> [SOURCE DATA]
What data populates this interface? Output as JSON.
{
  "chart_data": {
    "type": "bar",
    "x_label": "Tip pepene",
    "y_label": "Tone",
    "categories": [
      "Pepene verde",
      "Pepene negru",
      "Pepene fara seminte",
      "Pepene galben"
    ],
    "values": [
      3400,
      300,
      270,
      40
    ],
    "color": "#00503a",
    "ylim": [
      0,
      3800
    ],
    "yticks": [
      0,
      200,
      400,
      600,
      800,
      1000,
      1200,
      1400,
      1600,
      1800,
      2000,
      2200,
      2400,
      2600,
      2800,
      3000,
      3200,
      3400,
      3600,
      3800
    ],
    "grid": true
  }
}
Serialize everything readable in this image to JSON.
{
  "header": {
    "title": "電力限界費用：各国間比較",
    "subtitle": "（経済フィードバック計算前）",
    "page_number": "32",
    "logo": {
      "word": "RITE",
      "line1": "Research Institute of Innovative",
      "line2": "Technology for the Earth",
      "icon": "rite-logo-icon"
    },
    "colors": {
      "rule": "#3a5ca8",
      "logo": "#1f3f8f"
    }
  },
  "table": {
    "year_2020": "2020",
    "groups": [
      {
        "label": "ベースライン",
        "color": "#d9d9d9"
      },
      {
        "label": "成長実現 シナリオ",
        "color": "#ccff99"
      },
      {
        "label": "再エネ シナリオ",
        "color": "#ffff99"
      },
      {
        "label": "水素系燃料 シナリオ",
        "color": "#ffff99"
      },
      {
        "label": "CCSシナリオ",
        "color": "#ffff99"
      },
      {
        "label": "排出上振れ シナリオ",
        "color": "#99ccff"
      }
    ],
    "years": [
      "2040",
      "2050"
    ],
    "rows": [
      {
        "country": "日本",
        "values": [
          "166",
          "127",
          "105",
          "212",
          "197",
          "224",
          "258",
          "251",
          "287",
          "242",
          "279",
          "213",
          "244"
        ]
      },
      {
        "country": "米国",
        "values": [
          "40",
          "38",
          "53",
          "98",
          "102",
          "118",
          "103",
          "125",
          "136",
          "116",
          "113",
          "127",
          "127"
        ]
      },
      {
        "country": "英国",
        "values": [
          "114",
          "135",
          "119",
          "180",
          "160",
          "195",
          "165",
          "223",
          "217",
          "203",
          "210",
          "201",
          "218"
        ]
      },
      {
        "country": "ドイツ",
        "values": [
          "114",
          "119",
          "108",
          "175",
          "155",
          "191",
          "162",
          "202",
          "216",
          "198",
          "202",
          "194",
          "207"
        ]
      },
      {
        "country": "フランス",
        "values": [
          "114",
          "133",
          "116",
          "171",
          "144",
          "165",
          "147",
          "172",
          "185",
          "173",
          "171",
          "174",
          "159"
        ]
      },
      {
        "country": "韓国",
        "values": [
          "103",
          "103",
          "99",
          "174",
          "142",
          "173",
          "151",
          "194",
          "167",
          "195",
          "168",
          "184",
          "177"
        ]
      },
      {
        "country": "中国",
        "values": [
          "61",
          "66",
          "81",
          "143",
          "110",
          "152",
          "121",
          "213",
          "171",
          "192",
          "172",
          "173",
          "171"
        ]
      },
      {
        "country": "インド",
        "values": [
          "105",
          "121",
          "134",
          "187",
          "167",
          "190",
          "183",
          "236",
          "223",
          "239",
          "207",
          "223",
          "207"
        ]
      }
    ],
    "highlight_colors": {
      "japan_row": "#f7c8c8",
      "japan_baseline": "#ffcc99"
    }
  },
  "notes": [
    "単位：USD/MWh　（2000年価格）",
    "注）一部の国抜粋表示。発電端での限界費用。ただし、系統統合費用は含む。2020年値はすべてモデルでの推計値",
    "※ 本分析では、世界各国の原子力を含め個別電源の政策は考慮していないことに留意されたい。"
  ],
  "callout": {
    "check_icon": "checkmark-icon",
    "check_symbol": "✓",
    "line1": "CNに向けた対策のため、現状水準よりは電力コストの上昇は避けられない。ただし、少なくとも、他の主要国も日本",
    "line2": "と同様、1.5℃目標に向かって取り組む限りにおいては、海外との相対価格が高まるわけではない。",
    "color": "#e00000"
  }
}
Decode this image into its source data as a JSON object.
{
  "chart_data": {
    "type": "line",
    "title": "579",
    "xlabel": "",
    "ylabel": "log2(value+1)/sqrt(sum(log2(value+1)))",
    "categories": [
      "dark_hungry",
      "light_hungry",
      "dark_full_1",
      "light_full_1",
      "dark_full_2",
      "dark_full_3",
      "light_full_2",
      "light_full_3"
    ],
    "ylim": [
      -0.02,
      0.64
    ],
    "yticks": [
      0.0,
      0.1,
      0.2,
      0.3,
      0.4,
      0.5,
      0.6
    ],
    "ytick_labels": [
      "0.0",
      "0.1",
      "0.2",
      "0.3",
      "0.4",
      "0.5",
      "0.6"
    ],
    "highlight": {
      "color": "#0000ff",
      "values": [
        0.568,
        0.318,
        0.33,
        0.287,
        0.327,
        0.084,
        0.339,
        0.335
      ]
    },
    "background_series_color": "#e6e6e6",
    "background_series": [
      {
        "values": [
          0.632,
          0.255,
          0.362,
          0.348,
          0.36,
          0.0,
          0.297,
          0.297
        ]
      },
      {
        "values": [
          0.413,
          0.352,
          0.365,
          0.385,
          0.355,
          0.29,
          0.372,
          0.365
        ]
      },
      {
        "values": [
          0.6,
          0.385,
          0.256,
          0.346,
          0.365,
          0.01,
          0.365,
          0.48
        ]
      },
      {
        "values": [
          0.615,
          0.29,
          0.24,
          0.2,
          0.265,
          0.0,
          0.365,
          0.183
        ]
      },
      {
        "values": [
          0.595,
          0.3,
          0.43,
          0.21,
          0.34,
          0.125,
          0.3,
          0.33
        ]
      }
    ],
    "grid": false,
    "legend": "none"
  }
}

> [WHAT IS NEEDED] Copy out the full material exactly as it appears.

> [COMPLETED EXERCISE]
What data populates this interface? Output as JSON.
{
  "chart_data": {
    "type": "bar",
    "x_label": "Tip pepene",
    "y_label": "Tone",
    "categories": [
      "Pepene verde",
      "Pepene negru",
      "Pepene fara seminte",
      "Pepene galben"
    ],
    "values": [
      3400,
      300,
      270,
      40
    ],
    "color": "#00503a",
    "ylim": [
      0,
      3800
    ],
    "yticks": [
      0,
      200,
      400,
      600,
      800,
      1000,
      1200,
      1400,
      1600,
      1800,
      2000,
      2200,
      2400,
      2600,
      2800,
      3000,
      3200,
      3400,
      3600,
      3800
    ],
    "grid": true
  }
}
Serialize everything readable in this image to JSON.
{
  "header": {
    "title": "電力限界費用：各国間比較",
    "subtitle": "（経済フィードバック計算前）",
    "page_number": "32",
    "logo": {
      "word": "RITE",
      "line1": "Research Institute of Innovative",
      "line2": "Technology for the Earth",
      "icon": "rite-logo-icon"
    },
    "colors": {
      "rule": "#3a5ca8",
      "logo": "#1f3f8f"
    }
  },
  "table": {
    "year_2020": "2020",
    "groups": [
      {
        "label": "ベースライン",
        "color": "#d9d9d9"
      },
      {
        "label": "成長実現 シナリオ",
        "color": "#ccff99"
      },
      {
        "label": "再エネ シナリオ",
        "color": "#ffff99"
      },
      {
        "label": "水素系燃料 シナリオ",
        "color": "#ffff99"
      },
      {
        "label": "CCSシナリオ",
        "color": "#ffff99"
      },
      {
        "label": "排出上振れ シナリオ",
        "color": "#99ccff"
      }
    ],
    "years": [
      "2040",
      "2050"
    ],
    "rows": [
      {
        "country": "日本",
        "values": [
          "166",
          "127",
          "105",
          "212",
          "197",
          "224",
          "258",
          "251",
          "287",
          "242",
          "279",
          "213",
          "244"
        ]
      },
      {
        "country": "米国",
        "values": [
          "40",
          "38",
          "53",
          "98",
          "102",
          "118",
          "103",
          "125",
          "136",
          "116",
          "113",
          "127",
          "127"
        ]
      },
      {
        "country": "英国",
        "values": [
          "114",
          "135",
          "119",
          "180",
          "160",
          "195",
          "165",
          "223",
          "217",
          "203",
          "210",
          "201",
          "218"
        ]
      },
      {
        "country": "ドイツ",
        "values": [
          "114",
          "119",
          "108",
          "175",
          "155",
          "191",
          "162",
          "202",
          "216",
          "198",
          "202",
          "194",
          "207"
        ]
      },
      {
        "country": "フランス",
        "values": [
          "114",
          "133",
          "116",
          "171",
          "144",
          "165",
          "147",
          "172",
          "185",
          "173",
          "171",
          "174",
          "159"
        ]
      },
      {
        "country": "韓国",
        "values": [
          "103",
          "103",
          "99",
          "174",
          "142",
          "173",
          "151",
          "194",
          "167",
          "195",
          "168",
          "184",
          "177"
        ]
      },
      {
        "country": "中国",
        "values": [
          "61",
          "66",
          "81",
          "143",
          "110",
          "152",
          "121",
          "213",
          "171",
          "192",
          "172",
          "173",
          "171"
        ]
      },
      {
        "country": "インド",
        "values": [
          "105",
          "121",
          "134",
          "187",
          "167",
          "190",
          "183",
          "236",
          "223",
          "239",
          "207",
          "223",
          "207"
        ]
      }
    ],
    "highlight_colors": {
      "japan_row": "#f7c8c8",
      "japan_baseline": "#ffcc99"
    }
  },
  "notes": [
    "単位：USD/MWh　（2000年価格）",
    "注）一部の国抜粋表示。発電端での限界費用。ただし、系統統合費用は含む。2020年値はすべてモデルでの推計値",
    "※ 本分析では、世界各国の原子力を含め個別電源の政策は考慮していないことに留意されたい。"
  ],
  "callout": {
    "check_icon": "checkmark-icon",
    "check_symbol": "✓",
    "line1": "CNに向けた対策のため、現状水準よりは電力コストの上昇は避けられない。ただし、少なくとも、他の主要国も日本",
    "line2": "と同様、1.5℃目標に向かって取り組む限りにおいては、海外との相対価格が高まるわけではない。",
    "color": "#e00000"
  }
}
Decode this image into its source data as a JSON object.
{
  "chart_data": {
    "type": "line",
    "title": "579",
    "xlabel": "",
    "ylabel": "log2(value+1)/sqrt(sum(log2(value+1)))",
    "categories": [
      "dark_hungry",
      "light_hungry",
      "dark_full_1",
      "light_full_1",
      "dark_full_2",
      "dark_full_3",
      "light_full_2",
      "light_full_3"
    ],
    "ylim": [
      -0.02,
      0.64
    ],
    "yticks": [
      0.0,
      0.1,
      0.2,
      0.3,
      0.4,
      0.5,
      0.6
    ],
    "ytick_labels": [
      "0.0",
      "0.1",
      "0.2",
      "0.3",
      "0.4",
      "0.5",
      "0.6"
    ],
    "highlight": {
      "color": "#0000ff",
      "values": [
        0.568,
        0.318,
        0.33,
        0.287,
        0.327,
        0.084,
        0.339,
        0.335
      ]
    },
    "background_series_color": "#e6e6e6",
    "background_series": [
      {
        "values": [
          0.632,
          0.255,
          0.362,
          0.348,
          0.36,
          0.0,
          0.297,
          0.297
        ]
      },
      {
        "values": [
          0.413,
          0.352,
          0.365,
          0.385,
          0.355,
          0.29,
          0.372,
          0.365
        ]
      },
      {
        "values": [
          0.6,
          0.385,
          0.256,
          0.346,
          0.365,
          0.01,
          0.365,
          0.48
        ]
      },
      {
        "values": [
          0.615,
          0.29,
          0.24,
          0.2,
          0.265,
          0.0,
          0.365,
          0.183
        ]
      },
      {
        "values": [
          0.595,
          0.3,
          0.43,
          0.21,
          0.34,
          0.125,
          0.3,
          0.33
        ]
      }
    ],
    "grid": false,
    "legend": "none"
  }
}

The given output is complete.